Could you print all the entries exactly?

Stored data:
>> BEGIN

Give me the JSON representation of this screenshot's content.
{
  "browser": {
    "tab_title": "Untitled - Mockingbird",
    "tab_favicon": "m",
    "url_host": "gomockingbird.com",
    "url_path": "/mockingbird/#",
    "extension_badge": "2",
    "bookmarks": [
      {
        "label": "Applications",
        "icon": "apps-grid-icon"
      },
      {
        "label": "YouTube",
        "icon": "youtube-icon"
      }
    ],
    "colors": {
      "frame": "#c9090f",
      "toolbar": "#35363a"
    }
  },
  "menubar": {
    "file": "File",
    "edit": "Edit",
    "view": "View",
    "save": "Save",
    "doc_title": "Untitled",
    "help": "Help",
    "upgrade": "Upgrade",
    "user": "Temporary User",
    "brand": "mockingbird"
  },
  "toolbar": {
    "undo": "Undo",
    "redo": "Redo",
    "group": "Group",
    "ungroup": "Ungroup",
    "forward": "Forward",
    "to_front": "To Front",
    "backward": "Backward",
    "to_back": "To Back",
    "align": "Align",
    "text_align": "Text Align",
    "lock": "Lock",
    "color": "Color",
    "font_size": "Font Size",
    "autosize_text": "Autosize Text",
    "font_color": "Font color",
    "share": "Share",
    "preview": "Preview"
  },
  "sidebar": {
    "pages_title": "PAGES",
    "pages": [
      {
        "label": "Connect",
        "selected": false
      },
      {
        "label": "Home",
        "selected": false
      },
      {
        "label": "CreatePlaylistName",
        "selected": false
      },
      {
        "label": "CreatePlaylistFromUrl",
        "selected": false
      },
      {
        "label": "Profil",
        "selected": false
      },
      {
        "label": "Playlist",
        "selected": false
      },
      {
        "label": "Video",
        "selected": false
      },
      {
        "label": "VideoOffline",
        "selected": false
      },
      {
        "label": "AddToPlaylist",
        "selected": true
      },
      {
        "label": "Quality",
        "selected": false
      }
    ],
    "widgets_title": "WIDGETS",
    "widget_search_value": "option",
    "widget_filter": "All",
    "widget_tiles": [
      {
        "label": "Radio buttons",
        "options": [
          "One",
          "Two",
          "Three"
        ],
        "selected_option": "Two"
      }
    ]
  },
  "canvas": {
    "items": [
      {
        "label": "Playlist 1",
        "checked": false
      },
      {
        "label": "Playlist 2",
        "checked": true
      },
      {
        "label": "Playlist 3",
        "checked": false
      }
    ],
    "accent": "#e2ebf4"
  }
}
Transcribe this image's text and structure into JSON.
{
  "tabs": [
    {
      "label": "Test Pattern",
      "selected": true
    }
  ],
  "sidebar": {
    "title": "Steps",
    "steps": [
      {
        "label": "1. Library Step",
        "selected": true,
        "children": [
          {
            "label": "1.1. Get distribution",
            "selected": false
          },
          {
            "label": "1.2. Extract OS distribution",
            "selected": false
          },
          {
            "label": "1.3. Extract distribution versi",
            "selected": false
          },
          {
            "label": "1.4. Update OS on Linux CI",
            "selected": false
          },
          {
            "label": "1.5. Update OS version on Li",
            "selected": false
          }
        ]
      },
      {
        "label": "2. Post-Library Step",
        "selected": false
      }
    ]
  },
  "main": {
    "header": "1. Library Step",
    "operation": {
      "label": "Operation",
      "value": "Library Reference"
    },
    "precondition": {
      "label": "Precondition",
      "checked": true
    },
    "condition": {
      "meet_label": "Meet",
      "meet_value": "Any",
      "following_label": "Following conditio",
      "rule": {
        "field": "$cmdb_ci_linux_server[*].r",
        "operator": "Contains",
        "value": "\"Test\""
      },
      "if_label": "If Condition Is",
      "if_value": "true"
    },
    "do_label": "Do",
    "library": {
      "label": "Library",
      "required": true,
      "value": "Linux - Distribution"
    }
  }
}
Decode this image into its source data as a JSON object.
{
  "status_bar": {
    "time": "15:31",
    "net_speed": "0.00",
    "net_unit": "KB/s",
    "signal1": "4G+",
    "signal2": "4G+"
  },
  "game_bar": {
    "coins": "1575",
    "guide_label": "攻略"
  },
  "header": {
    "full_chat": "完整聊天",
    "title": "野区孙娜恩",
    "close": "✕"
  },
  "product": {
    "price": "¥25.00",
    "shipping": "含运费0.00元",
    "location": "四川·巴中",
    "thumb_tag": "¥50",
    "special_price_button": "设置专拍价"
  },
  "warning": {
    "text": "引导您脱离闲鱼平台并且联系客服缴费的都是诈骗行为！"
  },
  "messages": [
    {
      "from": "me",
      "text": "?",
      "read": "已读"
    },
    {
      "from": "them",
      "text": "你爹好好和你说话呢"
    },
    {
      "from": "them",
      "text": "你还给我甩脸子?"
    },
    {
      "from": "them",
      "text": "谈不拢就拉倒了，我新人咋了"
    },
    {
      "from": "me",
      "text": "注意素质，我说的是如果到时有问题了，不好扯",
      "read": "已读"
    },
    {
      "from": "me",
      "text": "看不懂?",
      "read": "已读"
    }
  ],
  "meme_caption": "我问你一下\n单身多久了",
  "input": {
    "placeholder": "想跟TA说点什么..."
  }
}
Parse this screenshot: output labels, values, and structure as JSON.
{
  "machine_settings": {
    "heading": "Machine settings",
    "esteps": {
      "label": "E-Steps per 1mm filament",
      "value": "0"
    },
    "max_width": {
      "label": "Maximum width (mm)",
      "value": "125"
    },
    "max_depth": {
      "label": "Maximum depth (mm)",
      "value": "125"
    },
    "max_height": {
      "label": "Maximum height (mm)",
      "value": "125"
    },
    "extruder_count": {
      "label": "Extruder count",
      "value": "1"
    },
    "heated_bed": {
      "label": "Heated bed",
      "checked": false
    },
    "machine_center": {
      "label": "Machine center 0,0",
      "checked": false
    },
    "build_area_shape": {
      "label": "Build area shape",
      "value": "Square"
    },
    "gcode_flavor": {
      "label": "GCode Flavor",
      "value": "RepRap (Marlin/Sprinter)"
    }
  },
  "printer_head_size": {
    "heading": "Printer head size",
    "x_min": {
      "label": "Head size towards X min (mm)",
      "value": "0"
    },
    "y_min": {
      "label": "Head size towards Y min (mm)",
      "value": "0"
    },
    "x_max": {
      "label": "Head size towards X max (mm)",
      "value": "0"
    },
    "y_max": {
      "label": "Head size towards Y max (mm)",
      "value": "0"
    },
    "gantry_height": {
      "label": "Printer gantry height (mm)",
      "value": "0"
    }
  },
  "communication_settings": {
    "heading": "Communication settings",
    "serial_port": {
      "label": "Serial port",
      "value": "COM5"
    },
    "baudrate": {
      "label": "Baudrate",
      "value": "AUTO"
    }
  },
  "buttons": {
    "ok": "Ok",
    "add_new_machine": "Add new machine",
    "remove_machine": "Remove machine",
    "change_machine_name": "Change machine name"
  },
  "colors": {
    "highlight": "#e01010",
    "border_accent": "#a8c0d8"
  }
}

>> END

**Answer for this exercise:**
Give me the JSON representation of this screenshot's content.
{
  "browser": {
    "tab_title": "Untitled - Mockingbird",
    "tab_favicon": "m",
    "url_host": "gomockingbird.com",
    "url_path": "/mockingbird/#",
    "extension_badge": "2",
    "bookmarks": [
      {
        "label": "Applications",
        "icon": "apps-grid-icon"
      },
      {
        "label": "YouTube",
        "icon": "youtube-icon"
      }
    ],
    "colors": {
      "frame": "#c9090f",
      "toolbar": "#35363a"
    }
  },
  "menubar": {
    "file": "File",
    "edit": "Edit",
    "view": "View",
    "save": "Save",
    "doc_title": "Untitled",
    "help": "Help",
    "upgrade": "Upgrade",
    "user": "Temporary User",
    "brand": "mockingbird"
  },
  "toolbar": {
    "undo": "Undo",
    "redo": "Redo",
    "group": "Group",
    "ungroup": "Ungroup",
    "forward": "Forward",
    "to_front": "To Front",
    "backward": "Backward",
    "to_back": "To Back",
    "align": "Align",
    "text_align": "Text Align",
    "lock": "Lock",
    "color": "Color",
    "font_size": "Font Size",
    "autosize_text": "Autosize Text",
    "font_color": "Font color",
    "share": "Share",
    "preview": "Preview"
  },
  "sidebar": {
    "pages_title": "PAGES",
    "pages": [
      {
        "label": "Connect",
        "selected": false
      },
      {
        "label": "Home",
        "selected": false
      },
      {
        "label": "CreatePlaylistName",
        "selected": false
      },
      {
        "label": "CreatePlaylistFromUrl",
        "selected": false
      },
      {
        "label": "Profil",
        "selected": false
      },
      {
        "label": "Playlist",
        "selected": false
      },
      {
        "label": "Video",
        "selected": false
      },
      {
        "label": "VideoOffline",
        "selected": false
      },
      {
        "label": "AddToPlaylist",
        "selected": true
      },
      {
        "label": "Quality",
        "selected": false
      }
    ],
    "widgets_title": "WIDGETS",
    "widget_search_value": "option",
    "widget_filter": "All",
    "widget_tiles": [
      {
        "label": "Radio buttons",
        "options": [
          "One",
          "Two",
          "Three"
        ],
        "selected_option": "Two"
      }
    ]
  },
  "canvas": {
    "items": [
      {
        "label": "Playlist 1",
        "checked": false
      },
      {
        "label": "Playlist 2",
        "checked": true
      },
      {
        "label": "Playlist 3",
        "checked": false
      }
    ],
    "accent": "#e2ebf4"
  }
}
Transcribe this image's text and structure into JSON.
{
  "tabs": [
    {
      "label": "Test Pattern",
      "selected": true
    }
  ],
  "sidebar": {
    "title": "Steps",
    "steps": [
      {
        "label": "1. Library Step",
        "selected": true,
        "children": [
          {
            "label": "1.1. Get distribution",
            "selected": false
          },
          {
            "label": "1.2. Extract OS distribution",
            "selected": false
          },
          {
            "label": "1.3. Extract distribution versi",
            "selected": false
          },
          {
            "label": "1.4. Update OS on Linux CI",
            "selected": false
          },
          {
            "label": "1.5. Update OS version on Li",
            "selected": false
          }
        ]
      },
      {
        "label": "2. Post-Library Step",
        "selected": false
      }
    ]
  },
  "main": {
    "header": "1. Library Step",
    "operation": {
      "label": "Operation",
      "value": "Library Reference"
    },
    "precondition": {
      "label": "Precondition",
      "checked": true
    },
    "condition": {
      "meet_label": "Meet",
      "meet_value": "Any",
      "following_label": "Following conditio",
      "rule": {
        "field": "$cmdb_ci_linux_server[*].r",
        "operator": "Contains",
        "value": "\"Test\""
      },
      "if_label": "If Condition Is",
      "if_value": "true"
    },
    "do_label": "Do",
    "library": {
      "label": "Library",
      "required": true,
      "value": "Linux - Distribution"
    }
  }
}
Decode this image into its source data as a JSON object.
{
  "status_bar": {
    "time": "15:31",
    "net_speed": "0.00",
    "net_unit": "KB/s",
    "signal1": "4G+",
    "signal2": "4G+"
  },
  "game_bar": {
    "coins": "1575",
    "guide_label": "攻略"
  },
  "header": {
    "full_chat": "完整聊天",
    "title": "野区孙娜恩",
    "close": "✕"
  },
  "product": {
    "price": "¥25.00",
    "shipping": "含运费0.00元",
    "location": "四川·巴中",
    "thumb_tag": "¥50",
    "special_price_button": "设置专拍价"
  },
  "warning": {
    "text": "引导您脱离闲鱼平台并且联系客服缴费的都是诈骗行为！"
  },
  "messages": [
    {
      "from": "me",
      "text": "?",
      "read": "已读"
    },
    {
      "from": "them",
      "text": "你爹好好和你说话呢"
    },
    {
      "from": "them",
      "text": "你还给我甩脸子?"
    },
    {
      "from": "them",
      "text": "谈不拢就拉倒了，我新人咋了"
    },
    {
      "from": "me",
      "text": "注意素质，我说的是如果到时有问题了，不好扯",
      "read": "已读"
    },
    {
      "from": "me",
      "text": "看不懂?",
      "read": "已读"
    }
  ],
  "meme_caption": "我问你一下\n单身多久了",
  "input": {
    "placeholder": "想跟TA说点什么..."
  }
}
Parse this screenshot: output labels, values, and structure as JSON.
{
  "machine_settings": {
    "heading": "Machine settings",
    "esteps": {
      "label": "E-Steps per 1mm filament",
      "value": "0"
    },
    "max_width": {
      "label": "Maximum width (mm)",
      "value": "125"
    },
    "max_depth": {
      "label": "Maximum depth (mm)",
      "value": "125"
    },
    "max_height": {
      "label": "Maximum height (mm)",
      "value": "125"
    },
    "extruder_count": {
      "label": "Extruder count",
      "value": "1"
    },
    "heated_bed": {
      "label": "Heated bed",
      "checked": false
    },
    "machine_center": {
      "label": "Machine center 0,0",
      "checked": false
    },
    "build_area_shape": {
      "label": "Build area shape",
      "value": "Square"
    },
    "gcode_flavor": {
      "label": "GCode Flavor",
      "value": "RepRap (Marlin/Sprinter)"
    }
  },
  "printer_head_size": {
    "heading": "Printer head size",
    "x_min": {
      "label": "Head size towards X min (mm)",
      "value": "0"
    },
    "y_min": {
      "label": "Head size towards Y min (mm)",
      "value": "0"
    },
    "x_max": {
      "label": "Head size towards X max (mm)",
      "value": "0"
    },
    "y_max": {
      "label": "Head size towards Y max (mm)",
      "value": "0"
    },
    "gantry_height": {
      "label": "Printer gantry height (mm)",
      "value": "0"
    }
  },
  "communication_settings": {
    "heading": "Communication settings",
    "serial_port": {
      "label": "Serial port",
      "value": "COM5"
    },
    "baudrate": {
      "label": "Baudrate",
      "value": "AUTO"
    }
  },
  "buttons": {
    "ok": "Ok",
    "add_new_machine": "Add new machine",
    "remove_machine": "Remove machine",
    "change_machine_name": "Change machine name"
  },
  "colors": {
    "highlight": "#e01010",
    "border_accent": "#a8c0d8"
  }
}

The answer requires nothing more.